‘Yanık Tenliler diyarı' Ethiopia'nın başkenti ‘Adisi'den... -2-
Hz. Peygamber (S) eliyle sunulan İslam'ın ilk dönem tarihinde, Yüce Resul'ün özel övgü ve takdirine mazhar olmuş olan Necâşî ve Bilâl-i Habeşî gibi büyük Müslüman şahsiyetlerin ülkesi olan -yaklaşık 50 yıldır bizde de artık- resmî adıyla Etiyopya/ (Ethiopia)'diye anılan ülkedeyim, 2-3 gündür.
Ancak sözün hemen başında, bir konuya dikkati çekmek istiyorum. Geçmişte Habeşistan diye andığımız, halkını da Habeş olarak adlandırdığımız Etiyopya'da, Habeş ve Habeşistan isim ve sıfatları, hiç de hoş karşılanmıyormuş, hele de bazı eyaletlerde daha fazlasıyla..

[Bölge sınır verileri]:
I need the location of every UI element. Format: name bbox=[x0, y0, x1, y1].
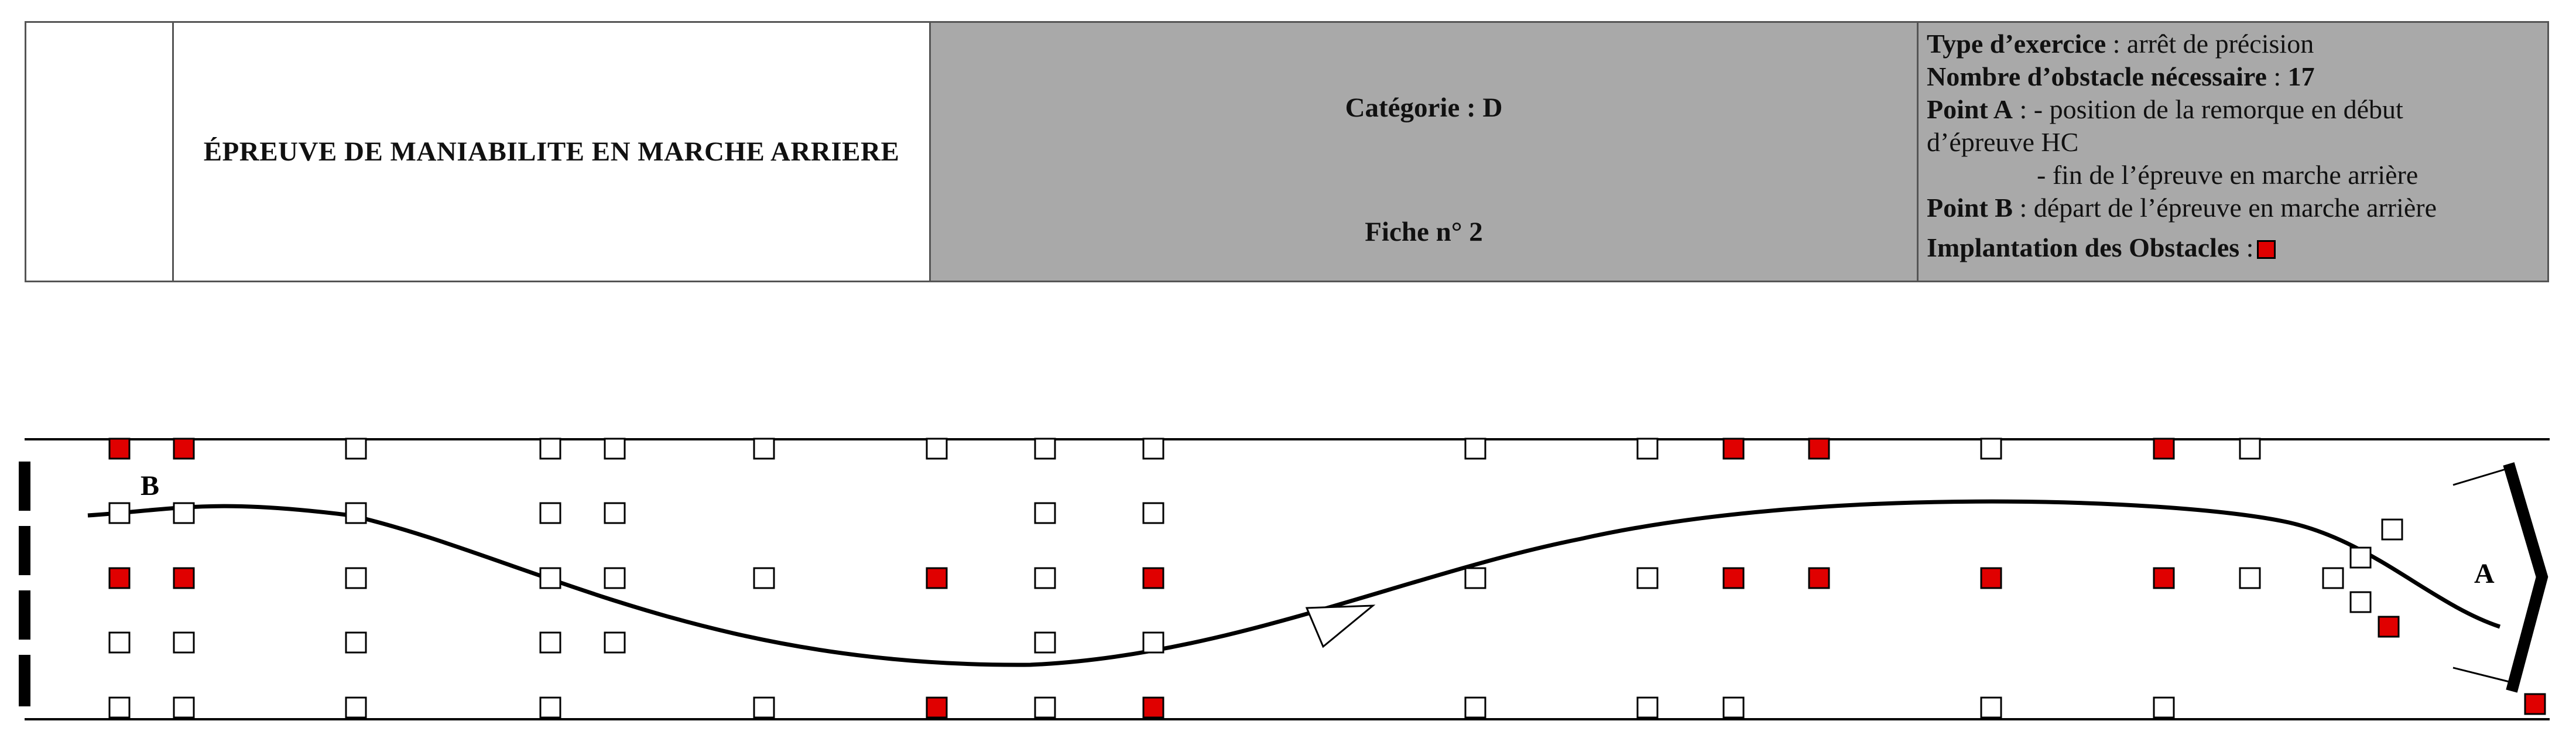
open-obstacle bbox=[345, 696, 367, 719]
open-obstacle bbox=[2239, 438, 2261, 460]
red-obstacle bbox=[926, 696, 948, 719]
red-obstacle bbox=[1142, 567, 1164, 589]
open-obstacle bbox=[1722, 696, 1745, 719]
open-obstacle bbox=[1636, 438, 1659, 460]
open-obstacle bbox=[2381, 518, 2403, 541]
obstacle-count: Nombre d’obstacle nécessaire : 17 bbox=[1927, 62, 2315, 91]
red-obstacle bbox=[2153, 438, 2175, 460]
open-obstacle bbox=[539, 567, 561, 589]
exercise-type: Type d’exercice : arrêt de précision bbox=[1927, 29, 2314, 59]
open-obstacle bbox=[1464, 438, 1486, 460]
category-label: Catégorie : D bbox=[1345, 93, 1503, 123]
red-obstacle bbox=[1808, 438, 1830, 460]
category-cell: Catégorie : D Fiche n° 2 bbox=[931, 23, 1919, 281]
obstacles-layer bbox=[108, 438, 2546, 719]
open-obstacle bbox=[1464, 567, 1486, 589]
open-obstacle bbox=[345, 631, 367, 654]
open-obstacle bbox=[1034, 631, 1056, 654]
open-obstacle bbox=[345, 567, 367, 589]
open-obstacle bbox=[2239, 567, 2261, 589]
point-a-line3: - fin de l’épreuve en marche arrière bbox=[2037, 160, 2419, 190]
open-obstacle bbox=[2349, 546, 2372, 569]
open-obstacle bbox=[1636, 696, 1659, 719]
point-b: Point B : départ de l’épreuve en marche … bbox=[1927, 193, 2437, 223]
info-cell: Type d’exercice : arrêt de précision Nom… bbox=[1919, 23, 2547, 281]
open-obstacle bbox=[604, 502, 626, 524]
fiche-number: Fiche n° 2 bbox=[1365, 217, 1483, 247]
open-obstacle bbox=[604, 567, 626, 589]
point-a-label: A bbox=[2474, 558, 2495, 589]
open-obstacle bbox=[539, 696, 561, 719]
point-b-label: B bbox=[141, 470, 159, 501]
header-table: ÉPREUVE DE MANIABILITE EN MARCHE ARRIERE… bbox=[25, 21, 2549, 282]
open-obstacle bbox=[539, 631, 561, 654]
obstacle-legend: Implantation des Obstacles : bbox=[1927, 231, 2547, 264]
open-obstacle bbox=[604, 438, 626, 460]
start-barrier bbox=[19, 462, 30, 706]
open-obstacle bbox=[2322, 567, 2344, 589]
open-obstacle bbox=[2349, 591, 2372, 613]
open-obstacle bbox=[539, 438, 561, 460]
red-obstacle bbox=[1808, 567, 1830, 589]
open-obstacle bbox=[1980, 438, 2002, 460]
red-obstacle bbox=[2524, 693, 2546, 715]
open-obstacle bbox=[753, 696, 775, 719]
open-obstacle bbox=[1980, 696, 2002, 719]
open-obstacle bbox=[539, 502, 561, 524]
open-obstacle bbox=[1636, 567, 1659, 589]
open-obstacle bbox=[753, 438, 775, 460]
direction-arrow-icon bbox=[1305, 604, 1376, 648]
red-obstacle bbox=[173, 438, 195, 460]
open-obstacle bbox=[345, 438, 367, 460]
open-obstacle bbox=[1142, 631, 1164, 654]
red-obstacle-legend-icon bbox=[2257, 240, 2276, 259]
red-obstacle bbox=[2153, 567, 2175, 589]
open-obstacle bbox=[1034, 502, 1056, 524]
sheet-title: ÉPREUVE DE MANIABILITE EN MARCHE ARRIERE bbox=[174, 23, 931, 281]
open-obstacle bbox=[1034, 438, 1056, 460]
open-obstacle bbox=[108, 631, 131, 654]
red-obstacle bbox=[1722, 438, 1745, 460]
red-obstacle bbox=[926, 567, 948, 589]
open-obstacle bbox=[173, 631, 195, 654]
red-obstacle bbox=[1142, 696, 1164, 719]
red-obstacle bbox=[1980, 567, 2002, 589]
point-a-line2: d’épreuve HC bbox=[1927, 127, 2079, 157]
point-a: Point A : - position de la remorque en d… bbox=[1927, 94, 2403, 124]
open-obstacle bbox=[1142, 438, 1164, 460]
open-obstacle bbox=[108, 696, 131, 719]
open-obstacle bbox=[753, 567, 775, 589]
open-obstacle bbox=[1034, 696, 1056, 719]
end-zone bbox=[2452, 462, 2548, 693]
open-obstacle bbox=[604, 631, 626, 654]
open-obstacle bbox=[1034, 567, 1056, 589]
red-obstacle bbox=[1722, 567, 1745, 589]
vehicle-path-line bbox=[87, 499, 2501, 667]
open-obstacle bbox=[2153, 696, 2175, 719]
open-obstacle bbox=[173, 696, 195, 719]
red-obstacle bbox=[108, 438, 131, 460]
open-obstacle bbox=[173, 502, 195, 524]
open-obstacle bbox=[926, 438, 948, 460]
open-obstacle bbox=[345, 502, 367, 524]
red-obstacle bbox=[173, 567, 195, 589]
red-obstacle bbox=[2378, 616, 2400, 638]
open-obstacle bbox=[1142, 502, 1164, 524]
open-obstacle bbox=[1464, 696, 1486, 719]
red-obstacle bbox=[108, 567, 131, 589]
blank-cell bbox=[26, 23, 174, 281]
open-obstacle bbox=[108, 502, 131, 524]
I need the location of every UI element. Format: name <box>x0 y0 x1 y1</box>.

[İstenenler]:
#1 Etiyopya yazısında "Ancak sözün hemen" sözlerinden "eyaletlerde daha fazlasıyla.." sözlerine kadar olan kısmı, "eyaletlerde" yerine "bölgelerde" koyarak güncellenmiş biçimde yeniden yaz.
#2 Etiyopya yazısına göre ülkede hangi isim ve sıfatlar hoş karşılanmıyor?
#3 Etiyopya yazısını kaldığı yerden devam ettir.

[Yazılı yanıtlar]:
#1
Ancak sözün hemen başında, bir konuya dikkati çekmek istiyorum. Geçmişte Habeşistan diye andığımız, halkını da Habeş olarak adlandırdığımız Etiyopya'da, Habeş ve Habeşistan isim ve sıfatları, hiç de hoş karşılanmıyormuş, hele de bazı bölgelerde daha fazlasıyla..

#2 Habeş ve Habeşistan isim ve sıfatları.

#3
Hattâ bazı eyaletlerin halkları, bu isimlendirmeyle, kendilerinin 'maymun'a benzetildiklerini düşünüyor ve bundan elbette rahatsız oluyorlarmış.. Şahsen bu kelimenin akl-ı selîm sahibi Müslümanlar tarafından o mânada kullanılmış olabileceğine ihtimal vermiyorum.
Çünkü, her şeyden önce, Kur'an'da 'Tin' Sûresi'ndeki, 'Biz insanı en güzel şekilde halkettik, yarattık..' meâlindeki âyette anlatılan 'insan'ı aşağılamak için, başka yaratıklara benzetmek, kabul edilemez. Ama, -bizim niyetimiz her ne olursa olsun-; asıl olan, muhatapların ne anladığıdır. Bu açıdan, o ülkenin resmî adının son 50 seneyi aşkın bir zamandır 'Ethiopia' diye değiştirilmesinin sebebini yeni yeni anlıyorum..
Eğer bu isimlendirme gerçekten de o mânada kullanılıyorsa, Hz. Bilâl için kullandığımız ve yaşadığı coğrafyaya nisbet etmek için kullanılan aidiyet isim-sıfatını bir daha kullanmak istemem. Bu konuda daha sağlıklı bilgisi olanlar varsa, bilgi ve haber verirlerse müteşekkir olurum.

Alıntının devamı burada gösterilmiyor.